[Records from a collection of figures]
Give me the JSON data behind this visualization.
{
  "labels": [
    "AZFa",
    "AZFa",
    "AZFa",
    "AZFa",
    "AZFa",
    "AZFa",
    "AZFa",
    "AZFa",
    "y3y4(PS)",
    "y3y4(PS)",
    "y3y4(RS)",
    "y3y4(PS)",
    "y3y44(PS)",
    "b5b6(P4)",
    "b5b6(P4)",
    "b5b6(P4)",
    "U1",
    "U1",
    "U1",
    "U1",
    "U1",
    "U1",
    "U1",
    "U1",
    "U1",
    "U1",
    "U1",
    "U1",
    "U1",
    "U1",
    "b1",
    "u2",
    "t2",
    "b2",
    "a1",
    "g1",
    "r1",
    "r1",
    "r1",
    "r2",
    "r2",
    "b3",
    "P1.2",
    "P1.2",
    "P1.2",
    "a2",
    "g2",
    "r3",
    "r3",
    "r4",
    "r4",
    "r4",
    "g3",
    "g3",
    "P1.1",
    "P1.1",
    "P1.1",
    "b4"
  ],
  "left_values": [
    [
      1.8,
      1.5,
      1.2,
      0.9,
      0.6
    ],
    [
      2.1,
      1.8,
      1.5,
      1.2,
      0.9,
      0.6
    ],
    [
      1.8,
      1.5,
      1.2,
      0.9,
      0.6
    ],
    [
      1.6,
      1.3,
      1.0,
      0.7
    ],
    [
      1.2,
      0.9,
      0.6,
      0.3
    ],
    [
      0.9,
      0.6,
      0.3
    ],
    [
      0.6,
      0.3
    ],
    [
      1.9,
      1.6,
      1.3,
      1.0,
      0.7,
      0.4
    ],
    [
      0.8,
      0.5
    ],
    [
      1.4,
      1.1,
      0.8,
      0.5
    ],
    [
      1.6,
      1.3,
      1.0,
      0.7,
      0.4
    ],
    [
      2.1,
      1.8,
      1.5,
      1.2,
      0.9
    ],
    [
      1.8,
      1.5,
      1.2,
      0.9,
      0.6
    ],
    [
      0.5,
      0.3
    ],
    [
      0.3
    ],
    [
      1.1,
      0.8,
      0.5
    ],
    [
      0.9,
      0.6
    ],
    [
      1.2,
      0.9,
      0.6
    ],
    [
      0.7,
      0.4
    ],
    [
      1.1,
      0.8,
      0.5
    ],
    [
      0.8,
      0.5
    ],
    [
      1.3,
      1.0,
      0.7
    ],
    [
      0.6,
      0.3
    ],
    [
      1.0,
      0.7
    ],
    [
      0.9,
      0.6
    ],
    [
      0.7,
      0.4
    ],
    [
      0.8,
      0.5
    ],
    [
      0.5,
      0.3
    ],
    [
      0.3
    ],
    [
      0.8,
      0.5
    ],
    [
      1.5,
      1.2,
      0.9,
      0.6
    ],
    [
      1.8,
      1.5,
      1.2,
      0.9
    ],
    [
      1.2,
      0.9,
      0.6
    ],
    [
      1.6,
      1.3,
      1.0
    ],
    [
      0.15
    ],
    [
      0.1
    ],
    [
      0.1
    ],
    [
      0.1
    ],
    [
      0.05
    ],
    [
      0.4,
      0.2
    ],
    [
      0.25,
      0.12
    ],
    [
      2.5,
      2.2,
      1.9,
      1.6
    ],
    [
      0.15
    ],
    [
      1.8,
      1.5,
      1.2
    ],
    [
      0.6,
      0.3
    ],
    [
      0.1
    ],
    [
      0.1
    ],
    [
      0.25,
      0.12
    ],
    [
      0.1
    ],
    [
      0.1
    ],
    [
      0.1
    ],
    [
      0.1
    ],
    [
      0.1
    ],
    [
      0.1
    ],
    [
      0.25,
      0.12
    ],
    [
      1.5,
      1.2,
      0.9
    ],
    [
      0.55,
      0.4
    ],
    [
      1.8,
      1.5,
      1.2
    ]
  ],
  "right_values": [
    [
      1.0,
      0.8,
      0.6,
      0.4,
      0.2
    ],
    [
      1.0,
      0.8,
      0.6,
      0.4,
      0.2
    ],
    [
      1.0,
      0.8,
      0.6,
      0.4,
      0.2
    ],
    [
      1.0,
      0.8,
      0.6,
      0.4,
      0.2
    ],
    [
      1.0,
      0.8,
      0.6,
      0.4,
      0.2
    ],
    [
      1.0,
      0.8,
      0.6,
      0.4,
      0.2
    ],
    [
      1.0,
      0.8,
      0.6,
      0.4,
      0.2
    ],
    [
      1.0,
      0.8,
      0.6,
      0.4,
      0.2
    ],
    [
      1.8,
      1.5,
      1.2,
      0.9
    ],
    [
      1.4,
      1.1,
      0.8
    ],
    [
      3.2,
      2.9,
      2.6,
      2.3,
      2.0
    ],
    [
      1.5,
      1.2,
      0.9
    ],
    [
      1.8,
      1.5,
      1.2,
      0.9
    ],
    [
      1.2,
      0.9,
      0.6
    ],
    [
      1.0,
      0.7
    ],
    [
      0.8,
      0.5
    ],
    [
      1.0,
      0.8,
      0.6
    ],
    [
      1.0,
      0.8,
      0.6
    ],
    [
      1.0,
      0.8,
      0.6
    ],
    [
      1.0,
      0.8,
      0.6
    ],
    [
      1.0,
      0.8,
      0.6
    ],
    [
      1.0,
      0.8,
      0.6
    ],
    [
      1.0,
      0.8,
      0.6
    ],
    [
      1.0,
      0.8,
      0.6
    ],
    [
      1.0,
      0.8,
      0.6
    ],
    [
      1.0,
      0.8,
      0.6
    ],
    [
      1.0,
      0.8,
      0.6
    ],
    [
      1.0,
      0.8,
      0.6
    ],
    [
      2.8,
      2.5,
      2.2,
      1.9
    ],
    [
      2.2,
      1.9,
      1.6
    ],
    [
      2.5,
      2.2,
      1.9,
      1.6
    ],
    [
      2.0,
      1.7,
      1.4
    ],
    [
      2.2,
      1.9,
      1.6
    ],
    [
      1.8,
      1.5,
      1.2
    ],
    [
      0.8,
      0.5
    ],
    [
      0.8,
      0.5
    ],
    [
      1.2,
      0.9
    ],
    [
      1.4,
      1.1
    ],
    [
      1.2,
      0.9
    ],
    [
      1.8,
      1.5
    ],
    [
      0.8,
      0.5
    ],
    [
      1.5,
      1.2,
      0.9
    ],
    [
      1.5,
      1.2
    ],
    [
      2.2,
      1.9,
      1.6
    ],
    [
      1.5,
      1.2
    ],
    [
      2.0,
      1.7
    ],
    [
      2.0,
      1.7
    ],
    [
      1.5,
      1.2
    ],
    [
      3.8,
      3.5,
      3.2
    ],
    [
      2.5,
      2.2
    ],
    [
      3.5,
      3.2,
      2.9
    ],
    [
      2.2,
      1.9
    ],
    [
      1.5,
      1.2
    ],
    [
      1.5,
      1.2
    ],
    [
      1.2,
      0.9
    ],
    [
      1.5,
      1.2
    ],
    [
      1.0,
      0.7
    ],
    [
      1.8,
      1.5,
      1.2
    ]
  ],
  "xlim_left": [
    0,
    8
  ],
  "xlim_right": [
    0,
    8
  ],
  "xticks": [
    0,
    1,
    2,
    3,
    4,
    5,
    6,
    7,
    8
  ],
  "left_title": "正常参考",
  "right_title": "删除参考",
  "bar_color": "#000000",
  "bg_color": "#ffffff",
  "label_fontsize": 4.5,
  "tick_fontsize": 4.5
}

* [DIRECTIONS FOR THIS TASK]: All of the records must be repeated exactly.

* [PROBLEM SOLUTION]:
Give me the JSON data behind this visualization.
{
  "labels": [
    "AZFa",
    "AZFa",
    "AZFa",
    "AZFa",
    "AZFa",
    "AZFa",
    "AZFa",
    "AZFa",
    "y3y4(PS)",
    "y3y4(PS)",
    "y3y4(RS)",
    "y3y4(PS)",
    "y3y44(PS)",
    "b5b6(P4)",
    "b5b6(P4)",
    "b5b6(P4)",
    "U1",
    "U1",
    "U1",
    "U1",
    "U1",
    "U1",
    "U1",
    "U1",
    "U1",
    "U1",
    "U1",
    "U1",
    "U1",
    "U1",
    "b1",
    "u2",
    "t2",
    "b2",
    "a1",
    "g1",
    "r1",
    "r1",
    "r1",
    "r2",
    "r2",
    "b3",
    "P1.2",
    "P1.2",
    "P1.2",
    "a2",
    "g2",
    "r3",
    "r3",
    "r4",
    "r4",
    "r4",
    "g3",
    "g3",
    "P1.1",
    "P1.1",
    "P1.1",
    "b4"
  ],
  "left_values": [
    [
      1.8,
      1.5,
      1.2,
      0.9,
      0.6
    ],
    [
      2.1,
      1.8,
      1.5,
      1.2,
      0.9,
      0.6
    ],
    [
      1.8,
      1.5,
      1.2,
      0.9,
      0.6
    ],
    [
      1.6,
      1.3,
      1.0,
      0.7
    ],
    [
      1.2,
      0.9,
      0.6,
      0.3
    ],
    [
      0.9,
      0.6,
      0.3
    ],
    [
      0.6,
      0.3
    ],
    [
      1.9,
      1.6,
      1.3,
      1.0,
      0.7,
      0.4
    ],
    [
      0.8,
      0.5
    ],
    [
      1.4,
      1.1,
      0.8,
      0.5
    ],
    [
      1.6,
      1.3,
      1.0,
      0.7,
      0.4
    ],
    [
      2.1,
      1.8,
      1.5,
      1.2,
      0.9
    ],
    [
      1.8,
      1.5,
      1.2,
      0.9,
      0.6
    ],
    [
      0.5,
      0.3
    ],
    [
      0.3
    ],
    [
      1.1,
      0.8,
      0.5
    ],
    [
      0.9,
      0.6
    ],
    [
      1.2,
      0.9,
      0.6
    ],
    [
      0.7,
      0.4
    ],
    [
      1.1,
      0.8,
      0.5
    ],
    [
      0.8,
      0.5
    ],
    [
      1.3,
      1.0,
      0.7
    ],
    [
      0.6,
      0.3
    ],
    [
      1.0,
      0.7
    ],
    [
      0.9,
      0.6
    ],
    [
      0.7,
      0.4
    ],
    [
      0.8,
      0.5
    ],
    [
      0.5,
      0.3
    ],
    [
      0.3
    ],
    [
      0.8,
      0.5
    ],
    [
      1.5,
      1.2,
      0.9,
      0.6
    ],
    [
      1.8,
      1.5,
      1.2,
      0.9
    ],
    [
      1.2,
      0.9,
      0.6
    ],
    [
      1.6,
      1.3,
      1.0
    ],
    [
      0.15
    ],
    [
      0.1
    ],
    [
      0.1
    ],
    [
      0.1
    ],
    [
      0.05
    ],
    [
      0.4,
      0.2
    ],
    [
      0.25,
      0.12
    ],
    [
      2.5,
      2.2,
      1.9,
      1.6
    ],
    [
      0.15
    ],
    [
      1.8,
      1.5,
      1.2
    ],
    [
      0.6,
      0.3
    ],
    [
      0.1
    ],
    [
      0.1
    ],
    [
      0.25,
      0.12
    ],
    [
      0.1
    ],
    [
      0.1
    ],
    [
      0.1
    ],
    [
      0.1
    ],
    [
      0.1
    ],
    [
      0.1
    ],
    [
      0.25,
      0.12
    ],
    [
      1.5,
      1.2,
      0.9
    ],
    [
      0.55,
      0.4
    ],
    [
      1.8,
      1.5,
      1.2
    ]
  ],
  "right_values": [
    [
      1.0,
      0.8,
      0.6,
      0.4,
      0.2
    ],
    [
      1.0,
      0.8,
      0.6,
      0.4,
      0.2
    ],
    [
      1.0,
      0.8,
      0.6,
      0.4,
      0.2
    ],
    [
      1.0,
      0.8,
      0.6,
      0.4,
      0.2
    ],
    [
      1.0,
      0.8,
      0.6,
      0.4,
      0.2
    ],
    [
      1.0,
      0.8,
      0.6,
      0.4,
      0.2
    ],
    [
      1.0,
      0.8,
      0.6,
      0.4,
      0.2
    ],
    [
      1.0,
      0.8,
      0.6,
      0.4,
      0.2
    ],
    [
      1.8,
      1.5,
      1.2,
      0.9
    ],
    [
      1.4,
      1.1,
      0.8
    ],
    [
      3.2,
      2.9,
      2.6,
      2.3,
      2.0
    ],
    [
      1.5,
      1.2,
      0.9
    ],
    [
      1.8,
      1.5,
      1.2,
      0.9
    ],
    [
      1.2,
      0.9,
      0.6
    ],
    [
      1.0,
      0.7
    ],
    [
      0.8,
      0.5
    ],
    [
      1.0,
      0.8,
      0.6
    ],
    [
      1.0,
      0.8,
      0.6
    ],
    [
      1.0,
      0.8,
      0.6
    ],
    [
      1.0,
      0.8,
      0.6
    ],
    [
      1.0,
      0.8,
      0.6
    ],
    [
      1.0,
      0.8,
      0.6
    ],
    [
      1.0,
      0.8,
      0.6
    ],
    [
      1.0,
      0.8,
      0.6
    ],
    [
      1.0,
      0.8,
      0.6
    ],
    [
      1.0,
      0.8,
      0.6
    ],
    [
      1.0,
      0.8,
      0.6
    ],
    [
      1.0,
      0.8,
      0.6
    ],
    [
      2.8,
      2.5,
      2.2,
      1.9
    ],
    [
      2.2,
      1.9,
      1.6
    ],
    [
      2.5,
      2.2,
      1.9,
      1.6
    ],
    [
      2.0,
      1.7,
      1.4
    ],
    [
      2.2,
      1.9,
      1.6
    ],
    [
      1.8,
      1.5,
      1.2
    ],
    [
      0.8,
      0.5
    ],
    [
      0.8,
      0.5
    ],
    [
      1.2,
      0.9
    ],
    [
      1.4,
      1.1
    ],
    [
      1.2,
      0.9
    ],
    [
      1.8,
      1.5
    ],
    [
      0.8,
      0.5
    ],
    [
      1.5,
      1.2,
      0.9
    ],
    [
      1.5,
      1.2
    ],
    [
      2.2,
      1.9,
      1.6
    ],
    [
      1.5,
      1.2
    ],
    [
      2.0,
      1.7
    ],
    [
      2.0,
      1.7
    ],
    [
      1.5,
      1.2
    ],
    [
      3.8,
      3.5,
      3.2
    ],
    [
      2.5,
      2.2
    ],
    [
      3.5,
      3.2,
      2.9
    ],
    [
      2.2,
      1.9
    ],
    [
      1.5,
      1.2
    ],
    [
      1.5,
      1.2
    ],
    [
      1.2,
      0.9
    ],
    [
      1.5,
      1.2
    ],
    [
      1.0,
      0.7
    ],
    [
      1.8,
      1.5,
      1.2
    ]
  ],
  "xlim_left": [
    0,
    8
  ],
  "xlim_right": [
    0,
    8
  ],
  "xticks": [
    0,
    1,
    2,
    3,
    4,
    5,
    6,
    7,
    8
  ],
  "left_title": "正常参考",
  "right_title": "删除参考",
  "bar_color": "#000000",
  "bg_color": "#ffffff",
  "label_fontsize": 4.5,
  "tick_fontsize": 4.5
}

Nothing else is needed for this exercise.